## Goal of the exercise
Extract the data exactly, missing nothing.

## Listed entries

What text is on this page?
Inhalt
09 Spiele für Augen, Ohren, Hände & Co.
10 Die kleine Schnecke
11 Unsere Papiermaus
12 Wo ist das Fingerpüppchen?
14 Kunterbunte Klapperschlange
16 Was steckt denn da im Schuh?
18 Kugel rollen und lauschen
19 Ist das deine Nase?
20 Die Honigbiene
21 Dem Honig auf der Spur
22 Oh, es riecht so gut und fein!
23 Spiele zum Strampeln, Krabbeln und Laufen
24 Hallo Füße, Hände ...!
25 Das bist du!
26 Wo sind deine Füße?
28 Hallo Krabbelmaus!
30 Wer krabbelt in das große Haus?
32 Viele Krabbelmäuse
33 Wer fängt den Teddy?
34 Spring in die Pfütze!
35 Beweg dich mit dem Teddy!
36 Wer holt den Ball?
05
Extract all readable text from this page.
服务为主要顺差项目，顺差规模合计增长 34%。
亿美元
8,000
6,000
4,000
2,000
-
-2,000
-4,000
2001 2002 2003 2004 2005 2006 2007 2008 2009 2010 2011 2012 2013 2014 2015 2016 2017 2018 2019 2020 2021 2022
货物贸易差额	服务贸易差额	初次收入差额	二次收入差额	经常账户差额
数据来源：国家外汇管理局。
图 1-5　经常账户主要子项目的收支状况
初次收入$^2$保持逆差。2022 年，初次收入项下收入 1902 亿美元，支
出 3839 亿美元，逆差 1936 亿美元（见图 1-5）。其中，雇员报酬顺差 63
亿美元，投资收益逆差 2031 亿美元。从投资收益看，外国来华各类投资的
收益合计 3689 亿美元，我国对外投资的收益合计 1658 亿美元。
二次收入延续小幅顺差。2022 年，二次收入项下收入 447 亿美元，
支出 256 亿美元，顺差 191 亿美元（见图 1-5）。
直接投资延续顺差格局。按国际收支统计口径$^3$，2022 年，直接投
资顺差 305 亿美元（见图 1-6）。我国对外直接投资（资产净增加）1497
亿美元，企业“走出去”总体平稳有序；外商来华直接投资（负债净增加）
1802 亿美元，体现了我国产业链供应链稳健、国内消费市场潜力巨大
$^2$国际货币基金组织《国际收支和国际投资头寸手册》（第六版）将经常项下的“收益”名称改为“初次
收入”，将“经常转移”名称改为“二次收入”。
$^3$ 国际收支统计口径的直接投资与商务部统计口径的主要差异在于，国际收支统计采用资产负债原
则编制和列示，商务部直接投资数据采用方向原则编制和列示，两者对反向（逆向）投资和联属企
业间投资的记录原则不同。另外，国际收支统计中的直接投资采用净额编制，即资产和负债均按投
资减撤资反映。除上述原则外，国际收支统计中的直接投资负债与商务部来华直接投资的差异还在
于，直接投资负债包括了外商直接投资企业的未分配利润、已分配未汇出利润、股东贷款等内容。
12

## Output of the task
What text is on this page?
Inhalt
09 Spiele für Augen, Ohren, Hände & Co.
10 Die kleine Schnecke
11 Unsere Papiermaus
12 Wo ist das Fingerpüppchen?
14 Kunterbunte Klapperschlange
16 Was steckt denn da im Schuh?
18 Kugel rollen und lauschen
19 Ist das deine Nase?
20 Die Honigbiene
21 Dem Honig auf der Spur
22 Oh, es riecht so gut und fein!
23 Spiele zum Strampeln, Krabbeln und Laufen
24 Hallo Füße, Hände ...!
25 Das bist du!
26 Wo sind deine Füße?
28 Hallo Krabbelmaus!
30 Wer krabbelt in das große Haus?
32 Viele Krabbelmäuse
33 Wer fängt den Teddy?
34 Spring in die Pfütze!
35 Beweg dich mit dem Teddy!
36 Wer holt den Ball?
05
Extract all readable text from this page.
服务为主要顺差项目，顺差规模合计增长 34%。
亿美元
8,000
6,000
4,000
2,000
-
-2,000
-4,000
2001 2002 2003 2004 2005 2006 2007 2008 2009 2010 2011 2012 2013 2014 2015 2016 2017 2018 2019 2020 2021 2022
货物贸易差额	服务贸易差额	初次收入差额	二次收入差额	经常账户差额
数据来源：国家外汇管理局。
图 1-5　经常账户主要子项目的收支状况
初次收入$^2$保持逆差。2022 年，初次收入项下收入 1902 亿美元，支
出 3839 亿美元，逆差 1936 亿美元（见图 1-5）。其中，雇员报酬顺差 63
亿美元，投资收益逆差 2031 亿美元。从投资收益看，外国来华各类投资的
收益合计 3689 亿美元，我国对外投资的收益合计 1658 亿美元。
二次收入延续小幅顺差。2022 年，二次收入项下收入 447 亿美元，
支出 256 亿美元，顺差 191 亿美元（见图 1-5）。
直接投资延续顺差格局。按国际收支统计口径$^3$，2022 年，直接投
资顺差 305 亿美元（见图 1-6）。我国对外直接投资（资产净增加）1497
亿美元，企业“走出去”总体平稳有序；外商来华直接投资（负债净增加）
1802 亿美元，体现了我国产业链供应链稳健、国内消费市场潜力巨大
$^2$国际货币基金组织《国际收支和国际投资头寸手册》（第六版）将经常项下的“收益”名称改为“初次
收入”，将“经常转移”名称改为“二次收入”。
$^3$ 国际收支统计口径的直接投资与商务部统计口径的主要差异在于，国际收支统计采用资产负债原
则编制和列示，商务部直接投资数据采用方向原则编制和列示，两者对反向（逆向）投资和联属企
业间投资的记录原则不同。另外，国际收支统计中的直接投资采用净额编制，即资产和负债均按投
资减撤资反映。除上述原则外，国际收支统计中的直接投资负债与商务部来华直接投资的差异还在
于，直接投资负债包括了外商直接投资企业的未分配利润、已分配未汇出利润、股东贷款等内容。
12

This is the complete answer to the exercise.